** Exercise **
Find every line with "Poor" in it, then report how many there are and nothing more.

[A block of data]
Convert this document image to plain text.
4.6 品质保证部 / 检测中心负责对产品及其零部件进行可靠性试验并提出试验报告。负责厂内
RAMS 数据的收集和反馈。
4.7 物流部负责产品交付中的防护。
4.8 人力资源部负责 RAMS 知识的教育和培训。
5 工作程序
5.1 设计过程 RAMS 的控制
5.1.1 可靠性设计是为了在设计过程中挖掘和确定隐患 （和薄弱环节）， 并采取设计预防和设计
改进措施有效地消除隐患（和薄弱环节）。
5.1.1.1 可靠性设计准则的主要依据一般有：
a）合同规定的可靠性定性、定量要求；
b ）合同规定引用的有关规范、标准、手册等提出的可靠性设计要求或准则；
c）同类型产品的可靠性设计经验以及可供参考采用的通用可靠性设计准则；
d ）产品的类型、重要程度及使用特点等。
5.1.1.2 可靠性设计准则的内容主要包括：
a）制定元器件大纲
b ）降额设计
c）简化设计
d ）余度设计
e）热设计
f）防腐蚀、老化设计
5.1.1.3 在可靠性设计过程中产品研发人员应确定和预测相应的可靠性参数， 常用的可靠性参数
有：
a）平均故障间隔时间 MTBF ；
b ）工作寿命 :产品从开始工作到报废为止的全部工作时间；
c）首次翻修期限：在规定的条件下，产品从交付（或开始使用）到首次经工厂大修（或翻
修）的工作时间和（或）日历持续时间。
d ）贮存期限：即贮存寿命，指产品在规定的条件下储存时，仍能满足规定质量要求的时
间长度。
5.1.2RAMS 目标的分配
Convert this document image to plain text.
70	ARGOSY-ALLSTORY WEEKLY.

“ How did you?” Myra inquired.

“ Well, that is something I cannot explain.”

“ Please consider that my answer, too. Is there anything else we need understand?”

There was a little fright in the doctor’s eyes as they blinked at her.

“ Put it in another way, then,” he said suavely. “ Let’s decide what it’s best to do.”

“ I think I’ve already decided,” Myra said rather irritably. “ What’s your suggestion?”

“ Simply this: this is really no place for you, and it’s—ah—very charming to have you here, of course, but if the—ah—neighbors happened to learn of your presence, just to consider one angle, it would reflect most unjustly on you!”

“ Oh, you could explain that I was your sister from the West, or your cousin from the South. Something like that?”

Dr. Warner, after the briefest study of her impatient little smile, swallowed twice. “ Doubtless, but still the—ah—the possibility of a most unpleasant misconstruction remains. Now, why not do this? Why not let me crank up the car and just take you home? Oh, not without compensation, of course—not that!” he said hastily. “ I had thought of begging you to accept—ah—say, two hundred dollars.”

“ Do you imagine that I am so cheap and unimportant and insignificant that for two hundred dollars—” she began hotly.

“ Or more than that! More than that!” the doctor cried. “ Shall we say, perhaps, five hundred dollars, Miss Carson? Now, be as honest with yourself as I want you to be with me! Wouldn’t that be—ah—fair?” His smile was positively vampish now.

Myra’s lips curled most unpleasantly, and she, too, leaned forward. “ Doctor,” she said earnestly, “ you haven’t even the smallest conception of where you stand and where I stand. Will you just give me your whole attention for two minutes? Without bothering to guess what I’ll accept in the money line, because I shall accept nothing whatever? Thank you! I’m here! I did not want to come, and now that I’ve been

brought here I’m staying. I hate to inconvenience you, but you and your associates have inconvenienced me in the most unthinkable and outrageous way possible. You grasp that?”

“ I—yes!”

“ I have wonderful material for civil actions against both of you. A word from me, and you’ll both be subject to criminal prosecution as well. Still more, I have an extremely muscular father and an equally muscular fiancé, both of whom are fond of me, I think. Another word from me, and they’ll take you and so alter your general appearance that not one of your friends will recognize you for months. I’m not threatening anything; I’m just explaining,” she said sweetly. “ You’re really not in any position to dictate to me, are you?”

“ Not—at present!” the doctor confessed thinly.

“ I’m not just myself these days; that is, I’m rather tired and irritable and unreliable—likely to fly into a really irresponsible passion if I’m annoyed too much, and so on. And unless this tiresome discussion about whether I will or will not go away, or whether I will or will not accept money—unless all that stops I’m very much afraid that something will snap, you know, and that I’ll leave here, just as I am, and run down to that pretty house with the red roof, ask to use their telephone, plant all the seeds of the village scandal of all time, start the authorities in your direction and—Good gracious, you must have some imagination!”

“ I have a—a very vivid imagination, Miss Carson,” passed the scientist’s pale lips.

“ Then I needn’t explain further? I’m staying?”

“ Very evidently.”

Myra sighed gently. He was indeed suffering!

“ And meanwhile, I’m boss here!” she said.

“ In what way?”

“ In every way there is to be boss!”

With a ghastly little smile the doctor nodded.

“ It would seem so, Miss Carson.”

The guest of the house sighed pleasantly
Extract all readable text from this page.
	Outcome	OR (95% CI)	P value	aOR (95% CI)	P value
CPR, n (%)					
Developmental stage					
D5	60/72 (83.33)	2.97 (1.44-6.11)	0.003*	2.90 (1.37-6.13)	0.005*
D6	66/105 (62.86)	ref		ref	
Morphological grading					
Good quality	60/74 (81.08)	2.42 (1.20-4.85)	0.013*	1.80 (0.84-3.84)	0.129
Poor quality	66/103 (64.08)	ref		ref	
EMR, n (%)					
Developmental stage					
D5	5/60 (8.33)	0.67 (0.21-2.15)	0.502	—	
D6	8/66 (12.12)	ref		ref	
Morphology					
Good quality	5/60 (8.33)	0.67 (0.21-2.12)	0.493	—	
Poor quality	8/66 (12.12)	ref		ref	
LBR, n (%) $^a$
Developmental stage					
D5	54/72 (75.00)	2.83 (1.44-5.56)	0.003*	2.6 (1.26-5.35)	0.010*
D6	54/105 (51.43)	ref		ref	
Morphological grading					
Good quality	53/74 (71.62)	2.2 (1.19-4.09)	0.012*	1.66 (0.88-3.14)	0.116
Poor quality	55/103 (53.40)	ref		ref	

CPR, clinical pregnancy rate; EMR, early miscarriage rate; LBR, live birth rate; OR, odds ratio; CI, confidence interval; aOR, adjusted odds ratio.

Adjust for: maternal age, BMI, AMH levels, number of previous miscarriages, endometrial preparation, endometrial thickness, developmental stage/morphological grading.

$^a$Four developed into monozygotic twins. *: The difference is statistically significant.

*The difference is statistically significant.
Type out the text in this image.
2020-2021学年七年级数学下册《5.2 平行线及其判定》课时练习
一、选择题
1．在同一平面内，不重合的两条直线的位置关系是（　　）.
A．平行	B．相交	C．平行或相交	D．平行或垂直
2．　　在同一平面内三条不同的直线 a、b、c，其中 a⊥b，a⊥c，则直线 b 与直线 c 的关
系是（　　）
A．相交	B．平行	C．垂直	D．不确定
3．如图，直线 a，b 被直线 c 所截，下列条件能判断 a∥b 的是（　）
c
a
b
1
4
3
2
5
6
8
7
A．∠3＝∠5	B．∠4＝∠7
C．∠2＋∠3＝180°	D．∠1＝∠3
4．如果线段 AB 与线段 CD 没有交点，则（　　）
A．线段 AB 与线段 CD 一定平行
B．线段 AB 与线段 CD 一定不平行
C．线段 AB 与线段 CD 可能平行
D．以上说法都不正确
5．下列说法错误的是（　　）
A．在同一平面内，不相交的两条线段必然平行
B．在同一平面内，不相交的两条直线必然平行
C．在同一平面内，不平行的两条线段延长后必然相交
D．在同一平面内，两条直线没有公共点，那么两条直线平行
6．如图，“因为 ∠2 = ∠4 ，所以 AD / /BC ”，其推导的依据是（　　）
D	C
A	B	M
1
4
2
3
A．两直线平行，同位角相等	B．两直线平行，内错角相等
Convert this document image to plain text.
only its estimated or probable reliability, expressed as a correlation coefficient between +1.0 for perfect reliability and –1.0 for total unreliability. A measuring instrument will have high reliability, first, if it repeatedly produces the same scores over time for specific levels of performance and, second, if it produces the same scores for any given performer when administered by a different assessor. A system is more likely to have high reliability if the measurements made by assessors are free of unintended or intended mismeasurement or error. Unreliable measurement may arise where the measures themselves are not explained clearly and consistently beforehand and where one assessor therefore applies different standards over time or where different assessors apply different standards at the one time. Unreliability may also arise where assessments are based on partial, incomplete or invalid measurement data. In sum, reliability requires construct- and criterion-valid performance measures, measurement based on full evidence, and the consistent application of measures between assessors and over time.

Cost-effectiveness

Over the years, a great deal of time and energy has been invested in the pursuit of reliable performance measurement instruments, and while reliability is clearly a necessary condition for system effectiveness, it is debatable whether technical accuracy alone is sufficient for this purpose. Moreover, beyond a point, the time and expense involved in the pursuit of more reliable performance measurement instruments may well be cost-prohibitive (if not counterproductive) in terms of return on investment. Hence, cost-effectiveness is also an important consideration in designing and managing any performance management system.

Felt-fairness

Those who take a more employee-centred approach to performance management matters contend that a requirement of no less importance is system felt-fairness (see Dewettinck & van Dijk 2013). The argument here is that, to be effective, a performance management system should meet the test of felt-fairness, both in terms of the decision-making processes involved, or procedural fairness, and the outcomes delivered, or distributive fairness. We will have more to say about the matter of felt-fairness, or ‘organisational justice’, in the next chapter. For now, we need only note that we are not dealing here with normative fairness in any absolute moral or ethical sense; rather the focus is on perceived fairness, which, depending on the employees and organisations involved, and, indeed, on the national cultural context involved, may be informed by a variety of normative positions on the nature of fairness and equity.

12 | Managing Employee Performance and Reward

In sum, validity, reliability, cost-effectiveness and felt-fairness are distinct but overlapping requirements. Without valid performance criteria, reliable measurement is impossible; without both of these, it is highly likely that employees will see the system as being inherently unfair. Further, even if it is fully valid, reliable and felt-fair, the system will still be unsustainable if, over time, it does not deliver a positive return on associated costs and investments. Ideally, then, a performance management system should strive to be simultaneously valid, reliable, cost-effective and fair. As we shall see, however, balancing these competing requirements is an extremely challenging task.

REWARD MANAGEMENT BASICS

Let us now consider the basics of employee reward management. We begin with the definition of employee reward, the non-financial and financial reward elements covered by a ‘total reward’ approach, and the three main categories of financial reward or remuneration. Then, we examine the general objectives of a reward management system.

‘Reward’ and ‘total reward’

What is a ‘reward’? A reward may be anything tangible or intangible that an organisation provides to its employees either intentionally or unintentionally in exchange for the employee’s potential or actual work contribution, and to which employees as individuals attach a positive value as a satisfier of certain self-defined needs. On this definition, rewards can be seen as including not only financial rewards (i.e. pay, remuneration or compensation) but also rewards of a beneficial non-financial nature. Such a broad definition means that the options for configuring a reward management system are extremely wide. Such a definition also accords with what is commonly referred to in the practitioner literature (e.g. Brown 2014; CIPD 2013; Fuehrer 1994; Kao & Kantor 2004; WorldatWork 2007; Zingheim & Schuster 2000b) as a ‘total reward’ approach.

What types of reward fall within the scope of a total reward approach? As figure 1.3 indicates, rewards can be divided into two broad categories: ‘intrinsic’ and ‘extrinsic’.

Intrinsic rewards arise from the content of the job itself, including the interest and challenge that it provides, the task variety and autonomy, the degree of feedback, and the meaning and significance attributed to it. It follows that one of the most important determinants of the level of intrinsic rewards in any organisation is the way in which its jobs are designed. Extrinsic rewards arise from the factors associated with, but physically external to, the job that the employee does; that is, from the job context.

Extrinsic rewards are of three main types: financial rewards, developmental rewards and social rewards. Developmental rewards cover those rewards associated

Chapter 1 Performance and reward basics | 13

** Exercise solution **
3